▶ [CHALLENGE]: Write out the whole listing word for word.

/---

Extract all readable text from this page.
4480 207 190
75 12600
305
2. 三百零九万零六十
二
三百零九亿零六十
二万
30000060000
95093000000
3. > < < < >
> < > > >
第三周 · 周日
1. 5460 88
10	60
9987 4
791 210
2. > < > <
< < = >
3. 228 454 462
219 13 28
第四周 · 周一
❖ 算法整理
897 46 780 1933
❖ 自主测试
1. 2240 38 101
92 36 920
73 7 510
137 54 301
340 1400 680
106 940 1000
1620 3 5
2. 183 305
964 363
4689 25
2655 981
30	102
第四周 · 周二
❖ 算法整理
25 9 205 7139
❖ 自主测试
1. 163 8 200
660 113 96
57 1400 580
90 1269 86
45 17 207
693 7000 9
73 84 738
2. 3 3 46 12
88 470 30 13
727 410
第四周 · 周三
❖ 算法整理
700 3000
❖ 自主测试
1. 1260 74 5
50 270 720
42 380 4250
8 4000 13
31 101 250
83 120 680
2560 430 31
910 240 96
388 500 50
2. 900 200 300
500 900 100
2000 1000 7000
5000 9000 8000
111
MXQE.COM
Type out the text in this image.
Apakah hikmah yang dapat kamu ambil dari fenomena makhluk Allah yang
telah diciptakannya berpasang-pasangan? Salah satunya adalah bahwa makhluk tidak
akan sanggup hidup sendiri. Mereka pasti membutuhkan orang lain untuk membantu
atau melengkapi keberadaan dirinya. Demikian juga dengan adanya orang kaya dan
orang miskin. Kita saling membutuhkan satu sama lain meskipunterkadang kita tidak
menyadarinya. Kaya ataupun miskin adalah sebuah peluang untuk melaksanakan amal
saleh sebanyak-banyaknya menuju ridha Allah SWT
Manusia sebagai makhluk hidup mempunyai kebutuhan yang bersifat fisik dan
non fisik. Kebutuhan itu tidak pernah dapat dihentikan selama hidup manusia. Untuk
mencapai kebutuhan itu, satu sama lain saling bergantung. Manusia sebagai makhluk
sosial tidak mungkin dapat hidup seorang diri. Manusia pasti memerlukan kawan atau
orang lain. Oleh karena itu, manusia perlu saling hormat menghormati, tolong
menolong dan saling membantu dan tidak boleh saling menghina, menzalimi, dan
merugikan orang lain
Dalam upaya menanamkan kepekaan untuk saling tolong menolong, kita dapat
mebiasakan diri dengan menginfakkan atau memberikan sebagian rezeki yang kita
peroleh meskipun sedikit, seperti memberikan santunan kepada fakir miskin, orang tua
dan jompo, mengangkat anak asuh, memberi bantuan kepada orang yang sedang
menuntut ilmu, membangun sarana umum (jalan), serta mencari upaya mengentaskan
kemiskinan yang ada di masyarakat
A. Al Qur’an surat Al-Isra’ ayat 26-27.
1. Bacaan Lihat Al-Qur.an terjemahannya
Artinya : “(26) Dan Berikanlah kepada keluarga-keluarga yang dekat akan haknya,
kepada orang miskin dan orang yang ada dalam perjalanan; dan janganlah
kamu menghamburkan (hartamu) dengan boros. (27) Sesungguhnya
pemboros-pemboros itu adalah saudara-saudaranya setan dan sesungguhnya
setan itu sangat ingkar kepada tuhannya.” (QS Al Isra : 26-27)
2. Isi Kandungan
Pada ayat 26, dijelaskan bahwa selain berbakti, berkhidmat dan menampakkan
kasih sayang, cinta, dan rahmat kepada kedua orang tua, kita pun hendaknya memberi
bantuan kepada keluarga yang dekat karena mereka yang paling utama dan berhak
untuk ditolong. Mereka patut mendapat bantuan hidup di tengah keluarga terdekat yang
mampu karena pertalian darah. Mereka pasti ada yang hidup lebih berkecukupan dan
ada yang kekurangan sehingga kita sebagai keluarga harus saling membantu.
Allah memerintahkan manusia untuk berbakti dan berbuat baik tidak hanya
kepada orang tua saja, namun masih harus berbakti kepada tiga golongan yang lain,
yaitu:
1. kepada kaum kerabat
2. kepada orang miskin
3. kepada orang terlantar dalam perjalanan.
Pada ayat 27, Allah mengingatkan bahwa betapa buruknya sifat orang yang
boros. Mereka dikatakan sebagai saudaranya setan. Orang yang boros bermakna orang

\---

▶ [WRITTEN RESPONSE]:
Extract all readable text from this page.
4480 207 190
75 12600
305
2. 三百零九万零六十
二
三百零九亿零六十
二万
30000060000
95093000000
3. > < < < >
> < > > >
第三周 · 周日
1. 5460 88
10	60
9987 4
791 210
2. > < > <
< < = >
3. 228 454 462
219 13 28
第四周 · 周一
❖ 算法整理
897 46 780 1933
❖ 自主测试
1. 2240 38 101
92 36 920
73 7 510
137 54 301
340 1400 680
106 940 1000
1620 3 5
2. 183 305
964 363
4689 25
2655 981
30	102
第四周 · 周二
❖ 算法整理
25 9 205 7139
❖ 自主测试
1. 163 8 200
660 113 96
57 1400 580
90 1269 86
45 17 207
693 7000 9
73 84 738
2. 3 3 46 12
88 470 30 13
727 410
第四周 · 周三
❖ 算法整理
700 3000
❖ 自主测试
1. 1260 74 5
50 270 720
42 380 4250
8 4000 13
31 101 250
83 120 680
2560 430 31
910 240 96
388 500 50
2. 900 200 300
500 900 100
2000 1000 7000
5000 9000 8000
111
MXQE.COM
Type out the text in this image.
Apakah hikmah yang dapat kamu ambil dari fenomena makhluk Allah yang
telah diciptakannya berpasang-pasangan? Salah satunya adalah bahwa makhluk tidak
akan sanggup hidup sendiri. Mereka pasti membutuhkan orang lain untuk membantu
atau melengkapi keberadaan dirinya. Demikian juga dengan adanya orang kaya dan
orang miskin. Kita saling membutuhkan satu sama lain meskipunterkadang kita tidak
menyadarinya. Kaya ataupun miskin adalah sebuah peluang untuk melaksanakan amal
saleh sebanyak-banyaknya menuju ridha Allah SWT
Manusia sebagai makhluk hidup mempunyai kebutuhan yang bersifat fisik dan
non fisik. Kebutuhan itu tidak pernah dapat dihentikan selama hidup manusia. Untuk
mencapai kebutuhan itu, satu sama lain saling bergantung. Manusia sebagai makhluk
sosial tidak mungkin dapat hidup seorang diri. Manusia pasti memerlukan kawan atau
orang lain. Oleh karena itu, manusia perlu saling hormat menghormati, tolong
menolong dan saling membantu dan tidak boleh saling menghina, menzalimi, dan
merugikan orang lain
Dalam upaya menanamkan kepekaan untuk saling tolong menolong, kita dapat
mebiasakan diri dengan menginfakkan atau memberikan sebagian rezeki yang kita
peroleh meskipun sedikit, seperti memberikan santunan kepada fakir miskin, orang tua
dan jompo, mengangkat anak asuh, memberi bantuan kepada orang yang sedang
menuntut ilmu, membangun sarana umum (jalan), serta mencari upaya mengentaskan
kemiskinan yang ada di masyarakat
A. Al Qur’an surat Al-Isra’ ayat 26-27.
1. Bacaan Lihat Al-Qur.an terjemahannya
Artinya : “(26) Dan Berikanlah kepada keluarga-keluarga yang dekat akan haknya,
kepada orang miskin dan orang yang ada dalam perjalanan; dan janganlah
kamu menghamburkan (hartamu) dengan boros. (27) Sesungguhnya
pemboros-pemboros itu adalah saudara-saudaranya setan dan sesungguhnya
setan itu sangat ingkar kepada tuhannya.” (QS Al Isra : 26-27)
2. Isi Kandungan
Pada ayat 26, dijelaskan bahwa selain berbakti, berkhidmat dan menampakkan
kasih sayang, cinta, dan rahmat kepada kedua orang tua, kita pun hendaknya memberi
bantuan kepada keluarga yang dekat karena mereka yang paling utama dan berhak
untuk ditolong. Mereka patut mendapat bantuan hidup di tengah keluarga terdekat yang
mampu karena pertalian darah. Mereka pasti ada yang hidup lebih berkecukupan dan
ada yang kekurangan sehingga kita sebagai keluarga harus saling membantu.
Allah memerintahkan manusia untuk berbakti dan berbuat baik tidak hanya
kepada orang tua saja, namun masih harus berbakti kepada tiga golongan yang lain,
yaitu:
1. kepada kaum kerabat
2. kepada orang miskin
3. kepada orang terlantar dalam perjalanan.
Pada ayat 27, Allah mengingatkan bahwa betapa buruknya sifat orang yang
boros. Mereka dikatakan sebagai saudaranya setan. Orang yang boros bermakna orang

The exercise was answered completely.